----- Data provided -----
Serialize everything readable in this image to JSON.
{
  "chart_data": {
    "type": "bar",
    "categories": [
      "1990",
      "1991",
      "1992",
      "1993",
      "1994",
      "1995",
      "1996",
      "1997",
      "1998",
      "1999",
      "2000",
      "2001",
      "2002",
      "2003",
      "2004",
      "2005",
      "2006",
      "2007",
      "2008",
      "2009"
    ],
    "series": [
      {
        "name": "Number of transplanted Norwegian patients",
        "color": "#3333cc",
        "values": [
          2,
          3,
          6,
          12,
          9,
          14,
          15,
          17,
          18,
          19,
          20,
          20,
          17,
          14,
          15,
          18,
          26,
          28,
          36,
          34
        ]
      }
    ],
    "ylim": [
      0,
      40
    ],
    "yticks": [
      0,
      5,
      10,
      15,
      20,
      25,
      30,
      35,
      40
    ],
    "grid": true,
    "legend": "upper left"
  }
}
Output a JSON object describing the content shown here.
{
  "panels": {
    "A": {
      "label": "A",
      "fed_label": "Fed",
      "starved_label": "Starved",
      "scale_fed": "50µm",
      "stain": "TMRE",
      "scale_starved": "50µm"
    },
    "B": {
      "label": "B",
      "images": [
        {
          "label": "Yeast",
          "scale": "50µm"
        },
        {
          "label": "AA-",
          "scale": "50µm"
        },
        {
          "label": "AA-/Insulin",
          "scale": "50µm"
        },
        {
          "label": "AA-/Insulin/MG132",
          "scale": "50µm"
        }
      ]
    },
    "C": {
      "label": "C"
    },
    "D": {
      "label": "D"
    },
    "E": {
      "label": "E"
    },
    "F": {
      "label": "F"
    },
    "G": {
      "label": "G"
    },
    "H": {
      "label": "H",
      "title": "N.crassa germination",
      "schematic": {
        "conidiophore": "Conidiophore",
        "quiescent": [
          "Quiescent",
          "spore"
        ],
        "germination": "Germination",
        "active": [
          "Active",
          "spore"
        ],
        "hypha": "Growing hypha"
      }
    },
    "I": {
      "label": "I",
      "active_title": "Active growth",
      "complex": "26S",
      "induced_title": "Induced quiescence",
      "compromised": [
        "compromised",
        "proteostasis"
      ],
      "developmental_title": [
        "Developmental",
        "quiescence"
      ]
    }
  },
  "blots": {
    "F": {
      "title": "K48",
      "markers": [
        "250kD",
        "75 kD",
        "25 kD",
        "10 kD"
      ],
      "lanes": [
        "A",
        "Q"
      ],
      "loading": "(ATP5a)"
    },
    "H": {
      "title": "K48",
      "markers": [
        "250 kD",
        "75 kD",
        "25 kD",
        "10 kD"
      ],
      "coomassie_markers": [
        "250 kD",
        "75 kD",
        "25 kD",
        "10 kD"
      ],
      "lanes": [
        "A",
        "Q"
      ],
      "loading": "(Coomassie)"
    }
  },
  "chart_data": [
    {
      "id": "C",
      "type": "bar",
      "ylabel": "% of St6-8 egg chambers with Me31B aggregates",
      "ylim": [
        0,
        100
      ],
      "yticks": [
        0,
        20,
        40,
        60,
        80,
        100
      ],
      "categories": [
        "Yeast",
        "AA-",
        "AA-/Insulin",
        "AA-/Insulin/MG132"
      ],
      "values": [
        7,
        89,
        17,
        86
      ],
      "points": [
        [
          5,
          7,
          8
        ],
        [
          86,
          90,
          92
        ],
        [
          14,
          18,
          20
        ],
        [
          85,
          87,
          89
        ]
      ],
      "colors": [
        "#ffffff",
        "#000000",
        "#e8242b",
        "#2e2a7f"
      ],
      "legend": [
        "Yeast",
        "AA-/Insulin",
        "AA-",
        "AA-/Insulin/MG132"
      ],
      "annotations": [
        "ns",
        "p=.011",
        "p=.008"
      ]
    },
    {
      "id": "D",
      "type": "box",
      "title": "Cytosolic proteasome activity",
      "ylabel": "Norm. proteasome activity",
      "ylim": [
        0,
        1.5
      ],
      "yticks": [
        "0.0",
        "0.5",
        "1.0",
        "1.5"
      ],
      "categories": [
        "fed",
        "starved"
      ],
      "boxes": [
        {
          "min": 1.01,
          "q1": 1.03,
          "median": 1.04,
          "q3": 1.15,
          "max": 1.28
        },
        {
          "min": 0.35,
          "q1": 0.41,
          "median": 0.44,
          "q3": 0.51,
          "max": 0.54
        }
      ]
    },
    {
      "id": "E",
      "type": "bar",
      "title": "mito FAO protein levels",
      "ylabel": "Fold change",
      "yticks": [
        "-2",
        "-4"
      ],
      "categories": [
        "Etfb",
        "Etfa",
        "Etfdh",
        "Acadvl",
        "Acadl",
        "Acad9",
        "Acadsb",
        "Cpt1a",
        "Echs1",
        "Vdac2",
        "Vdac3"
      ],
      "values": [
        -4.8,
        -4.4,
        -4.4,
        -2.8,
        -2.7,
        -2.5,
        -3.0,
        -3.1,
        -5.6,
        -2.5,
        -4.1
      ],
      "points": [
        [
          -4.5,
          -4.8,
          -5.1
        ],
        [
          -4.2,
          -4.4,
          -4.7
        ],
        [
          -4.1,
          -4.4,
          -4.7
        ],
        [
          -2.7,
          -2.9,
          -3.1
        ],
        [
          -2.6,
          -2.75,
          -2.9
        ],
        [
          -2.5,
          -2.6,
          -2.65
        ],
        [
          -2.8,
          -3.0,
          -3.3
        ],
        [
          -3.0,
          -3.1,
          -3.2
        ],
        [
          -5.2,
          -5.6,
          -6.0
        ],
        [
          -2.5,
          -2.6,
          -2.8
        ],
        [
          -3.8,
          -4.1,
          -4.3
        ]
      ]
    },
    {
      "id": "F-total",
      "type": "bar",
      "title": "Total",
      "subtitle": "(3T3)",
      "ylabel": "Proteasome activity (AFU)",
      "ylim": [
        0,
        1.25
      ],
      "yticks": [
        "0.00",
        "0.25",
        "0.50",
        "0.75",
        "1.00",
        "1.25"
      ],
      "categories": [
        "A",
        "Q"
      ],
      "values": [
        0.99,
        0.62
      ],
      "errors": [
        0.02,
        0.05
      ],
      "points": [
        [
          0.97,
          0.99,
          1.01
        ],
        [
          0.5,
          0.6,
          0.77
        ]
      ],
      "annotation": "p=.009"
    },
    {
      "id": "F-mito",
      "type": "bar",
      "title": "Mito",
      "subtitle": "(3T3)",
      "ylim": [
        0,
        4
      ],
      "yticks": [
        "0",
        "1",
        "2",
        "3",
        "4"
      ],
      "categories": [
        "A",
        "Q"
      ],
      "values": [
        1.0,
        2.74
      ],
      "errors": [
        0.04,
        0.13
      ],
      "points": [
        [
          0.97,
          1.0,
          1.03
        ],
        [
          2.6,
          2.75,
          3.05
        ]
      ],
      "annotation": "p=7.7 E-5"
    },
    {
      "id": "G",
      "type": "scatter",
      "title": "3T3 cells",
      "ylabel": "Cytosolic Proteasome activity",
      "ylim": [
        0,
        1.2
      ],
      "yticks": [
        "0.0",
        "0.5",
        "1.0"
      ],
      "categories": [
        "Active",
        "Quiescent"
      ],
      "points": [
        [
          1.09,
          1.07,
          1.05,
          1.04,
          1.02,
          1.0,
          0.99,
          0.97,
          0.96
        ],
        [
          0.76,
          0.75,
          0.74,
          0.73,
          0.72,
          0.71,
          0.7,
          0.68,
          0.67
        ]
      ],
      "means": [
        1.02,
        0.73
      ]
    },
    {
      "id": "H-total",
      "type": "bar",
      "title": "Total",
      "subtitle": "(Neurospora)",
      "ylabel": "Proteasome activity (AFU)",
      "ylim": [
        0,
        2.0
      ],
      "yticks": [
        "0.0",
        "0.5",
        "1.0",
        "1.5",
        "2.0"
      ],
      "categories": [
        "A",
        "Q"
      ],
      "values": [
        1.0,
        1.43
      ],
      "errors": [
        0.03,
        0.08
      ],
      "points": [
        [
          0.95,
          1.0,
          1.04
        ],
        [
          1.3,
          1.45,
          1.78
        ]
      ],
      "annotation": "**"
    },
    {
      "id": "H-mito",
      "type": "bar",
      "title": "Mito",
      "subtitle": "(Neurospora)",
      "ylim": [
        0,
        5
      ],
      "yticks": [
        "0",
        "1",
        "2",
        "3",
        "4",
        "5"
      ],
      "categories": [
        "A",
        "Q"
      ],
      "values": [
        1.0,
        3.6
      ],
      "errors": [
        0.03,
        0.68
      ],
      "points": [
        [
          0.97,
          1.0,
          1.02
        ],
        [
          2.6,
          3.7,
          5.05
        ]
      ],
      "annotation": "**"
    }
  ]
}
-----
▶ [Aim of the exercise]
Where a line in the records above contains the string "activity", copy that line.

▶ [Response for this exercise]
      "title": "Cytosolic proteasome activity",
      "ylabel": "Norm. proteasome activity",
      "ylabel": "Proteasome activity (AFU)",
      "ylabel": "Cytosolic Proteasome activity",
      "ylabel": "Proteasome activity (AFU)",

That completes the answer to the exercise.